> **EXERCISE OBJECTIVE**: Copy each line below that contains "доску".

> **MATERIAL TO PROCESS**:
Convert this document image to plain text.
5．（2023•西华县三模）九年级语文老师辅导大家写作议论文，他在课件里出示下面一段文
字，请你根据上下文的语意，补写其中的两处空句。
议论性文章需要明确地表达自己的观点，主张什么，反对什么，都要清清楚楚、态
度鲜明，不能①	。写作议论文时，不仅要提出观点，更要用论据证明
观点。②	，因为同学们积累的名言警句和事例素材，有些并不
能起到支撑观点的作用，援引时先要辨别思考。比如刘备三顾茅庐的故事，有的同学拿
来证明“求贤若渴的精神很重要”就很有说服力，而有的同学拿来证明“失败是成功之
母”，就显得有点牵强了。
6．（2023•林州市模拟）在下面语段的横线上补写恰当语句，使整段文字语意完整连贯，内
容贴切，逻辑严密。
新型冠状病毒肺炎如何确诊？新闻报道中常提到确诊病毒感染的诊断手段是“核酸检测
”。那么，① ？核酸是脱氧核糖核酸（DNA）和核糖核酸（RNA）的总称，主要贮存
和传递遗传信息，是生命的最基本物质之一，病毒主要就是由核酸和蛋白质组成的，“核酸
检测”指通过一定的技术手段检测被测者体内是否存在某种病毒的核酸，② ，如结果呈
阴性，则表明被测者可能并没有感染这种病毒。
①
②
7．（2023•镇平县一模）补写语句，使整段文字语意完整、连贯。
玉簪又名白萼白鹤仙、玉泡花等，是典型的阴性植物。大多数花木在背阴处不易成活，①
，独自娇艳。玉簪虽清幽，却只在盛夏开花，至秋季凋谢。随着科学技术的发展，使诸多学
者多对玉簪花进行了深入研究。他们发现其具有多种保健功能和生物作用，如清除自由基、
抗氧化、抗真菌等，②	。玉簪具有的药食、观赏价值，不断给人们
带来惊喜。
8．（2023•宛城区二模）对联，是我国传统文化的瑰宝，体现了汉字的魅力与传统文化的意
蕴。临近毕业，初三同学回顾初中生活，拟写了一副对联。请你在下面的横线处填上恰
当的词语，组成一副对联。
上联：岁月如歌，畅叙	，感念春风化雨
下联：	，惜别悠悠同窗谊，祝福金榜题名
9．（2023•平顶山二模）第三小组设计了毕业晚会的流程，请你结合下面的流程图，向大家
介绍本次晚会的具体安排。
...
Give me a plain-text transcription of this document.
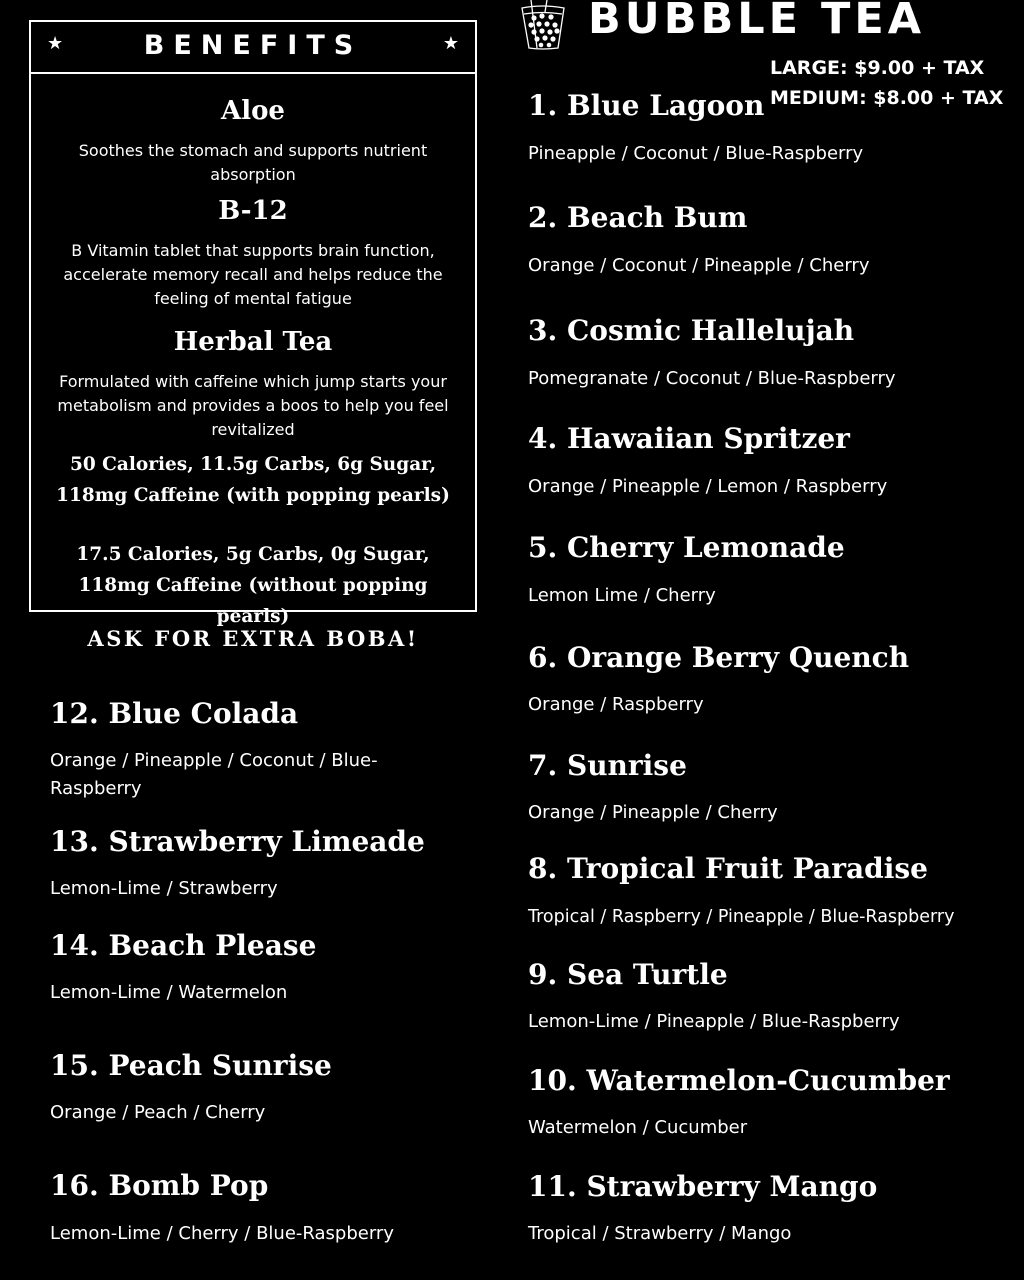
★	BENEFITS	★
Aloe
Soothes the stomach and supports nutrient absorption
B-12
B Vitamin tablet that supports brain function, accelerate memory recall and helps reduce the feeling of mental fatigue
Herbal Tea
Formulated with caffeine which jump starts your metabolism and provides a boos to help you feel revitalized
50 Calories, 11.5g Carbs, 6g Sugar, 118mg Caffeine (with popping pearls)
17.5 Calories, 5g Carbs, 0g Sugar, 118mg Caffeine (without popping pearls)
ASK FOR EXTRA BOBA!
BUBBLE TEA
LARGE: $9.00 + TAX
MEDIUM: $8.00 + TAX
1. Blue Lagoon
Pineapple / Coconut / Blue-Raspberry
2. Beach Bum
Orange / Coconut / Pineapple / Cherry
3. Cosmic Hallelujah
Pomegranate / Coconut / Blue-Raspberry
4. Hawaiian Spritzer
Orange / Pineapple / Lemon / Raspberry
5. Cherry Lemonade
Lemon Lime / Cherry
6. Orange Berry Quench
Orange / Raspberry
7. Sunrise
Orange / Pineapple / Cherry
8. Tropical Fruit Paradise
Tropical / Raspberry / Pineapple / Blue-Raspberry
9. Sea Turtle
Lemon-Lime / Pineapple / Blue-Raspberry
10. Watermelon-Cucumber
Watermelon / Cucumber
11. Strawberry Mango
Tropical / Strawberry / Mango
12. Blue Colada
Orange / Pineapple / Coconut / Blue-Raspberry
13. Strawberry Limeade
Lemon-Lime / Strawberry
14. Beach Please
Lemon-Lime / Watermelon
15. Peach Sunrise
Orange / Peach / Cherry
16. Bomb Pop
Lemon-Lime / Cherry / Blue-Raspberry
* * *
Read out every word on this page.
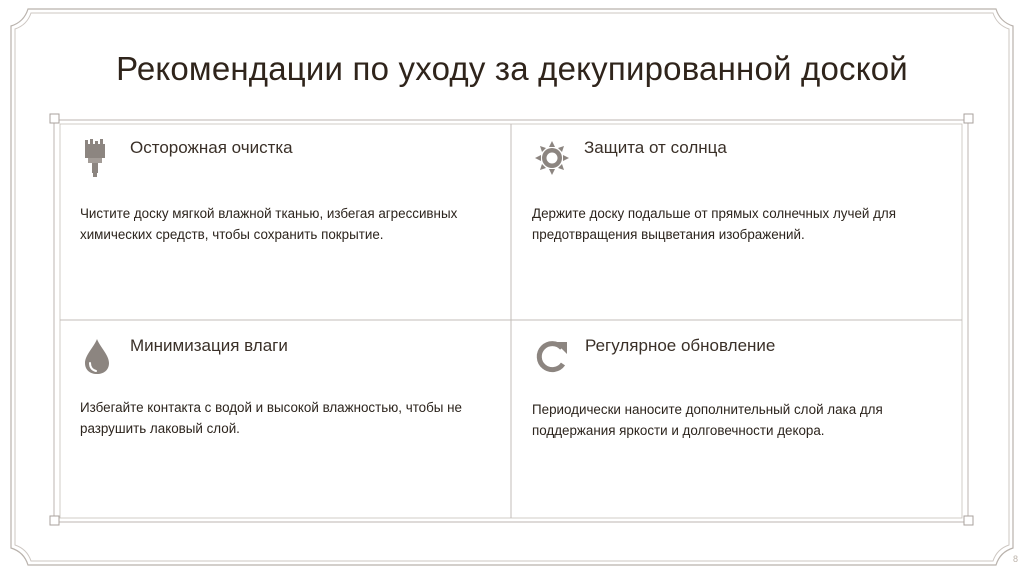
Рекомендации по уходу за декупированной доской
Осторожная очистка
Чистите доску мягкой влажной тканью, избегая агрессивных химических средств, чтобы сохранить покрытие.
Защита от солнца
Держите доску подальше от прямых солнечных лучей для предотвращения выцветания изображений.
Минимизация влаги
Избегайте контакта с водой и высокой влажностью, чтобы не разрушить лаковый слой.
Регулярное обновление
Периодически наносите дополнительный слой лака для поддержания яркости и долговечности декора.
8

> **THE OUTPUT**:
Чистите доску мягкой влажной тканью, избегая агрессивных химических средств, чтобы сохранить покрытие.
Держите доску подальше от прямых солнечных лучей для предотвращения выцветания изображений.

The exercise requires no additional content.